Objective => Write out all of the entries exactly as given.

Data section =>

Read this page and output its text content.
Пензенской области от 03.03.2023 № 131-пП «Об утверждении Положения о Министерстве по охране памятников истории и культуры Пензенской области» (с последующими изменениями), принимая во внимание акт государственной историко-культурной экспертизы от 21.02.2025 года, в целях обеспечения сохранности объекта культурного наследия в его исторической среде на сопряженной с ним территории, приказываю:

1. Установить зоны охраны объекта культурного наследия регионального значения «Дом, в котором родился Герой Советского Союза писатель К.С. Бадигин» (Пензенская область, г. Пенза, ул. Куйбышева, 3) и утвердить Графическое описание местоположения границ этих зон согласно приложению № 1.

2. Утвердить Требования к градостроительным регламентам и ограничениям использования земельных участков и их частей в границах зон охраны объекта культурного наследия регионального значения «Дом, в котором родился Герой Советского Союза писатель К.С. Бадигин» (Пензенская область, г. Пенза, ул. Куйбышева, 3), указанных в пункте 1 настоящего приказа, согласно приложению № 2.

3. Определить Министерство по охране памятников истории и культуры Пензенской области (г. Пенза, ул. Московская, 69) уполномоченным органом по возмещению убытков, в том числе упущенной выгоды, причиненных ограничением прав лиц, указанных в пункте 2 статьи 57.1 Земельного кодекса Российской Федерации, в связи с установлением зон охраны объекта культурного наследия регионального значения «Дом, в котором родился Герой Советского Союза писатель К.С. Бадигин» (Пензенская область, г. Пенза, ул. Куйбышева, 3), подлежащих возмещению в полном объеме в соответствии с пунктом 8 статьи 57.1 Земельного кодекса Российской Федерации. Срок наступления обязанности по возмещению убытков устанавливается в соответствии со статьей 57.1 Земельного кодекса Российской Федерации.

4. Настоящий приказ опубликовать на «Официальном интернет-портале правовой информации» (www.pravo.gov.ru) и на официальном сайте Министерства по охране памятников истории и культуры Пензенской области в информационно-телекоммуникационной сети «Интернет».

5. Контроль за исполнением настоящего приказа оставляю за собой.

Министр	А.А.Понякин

Exercise output =>
Read this page and output its text content.
Пензенской области от 03.03.2023 № 131-пП «Об утверждении Положения о Министерстве по охране памятников истории и культуры Пензенской области» (с последующими изменениями), принимая во внимание акт государственной историко-культурной экспертизы от 21.02.2025 года, в целях обеспечения сохранности объекта культурного наследия в его исторической среде на сопряженной с ним территории, приказываю:

1. Установить зоны охраны объекта культурного наследия регионального значения «Дом, в котором родился Герой Советского Союза писатель К.С. Бадигин» (Пензенская область, г. Пенза, ул. Куйбышева, 3) и утвердить Графическое описание местоположения границ этих зон согласно приложению № 1.

2. Утвердить Требования к градостроительным регламентам и ограничениям использования земельных участков и их частей в границах зон охраны объекта культурного наследия регионального значения «Дом, в котором родился Герой Советского Союза писатель К.С. Бадигин» (Пензенская область, г. Пенза, ул. Куйбышева, 3), указанных в пункте 1 настоящего приказа, согласно приложению № 2.

3. Определить Министерство по охране памятников истории и культуры Пензенской области (г. Пенза, ул. Московская, 69) уполномоченным органом по возмещению убытков, в том числе упущенной выгоды, причиненных ограничением прав лиц, указанных в пункте 2 статьи 57.1 Земельного кодекса Российской Федерации, в связи с установлением зон охраны объекта культурного наследия регионального значения «Дом, в котором родился Герой Советского Союза писатель К.С. Бадигин» (Пензенская область, г. Пенза, ул. Куйбышева, 3), подлежащих возмещению в полном объеме в соответствии с пунктом 8 статьи 57.1 Земельного кодекса Российской Федерации. Срок наступления обязанности по возмещению убытков устанавливается в соответствии со статьей 57.1 Земельного кодекса Российской Федерации.

4. Настоящий приказ опубликовать на «Официальном интернет-портале правовой информации» (www.pravo.gov.ru) и на официальном сайте Министерства по охране памятников истории и культуры Пензенской области в информационно-телекоммуникационной сети «Интернет».

5. Контроль за исполнением настоящего приказа оставляю за собой.

Министр	А.А.Понякин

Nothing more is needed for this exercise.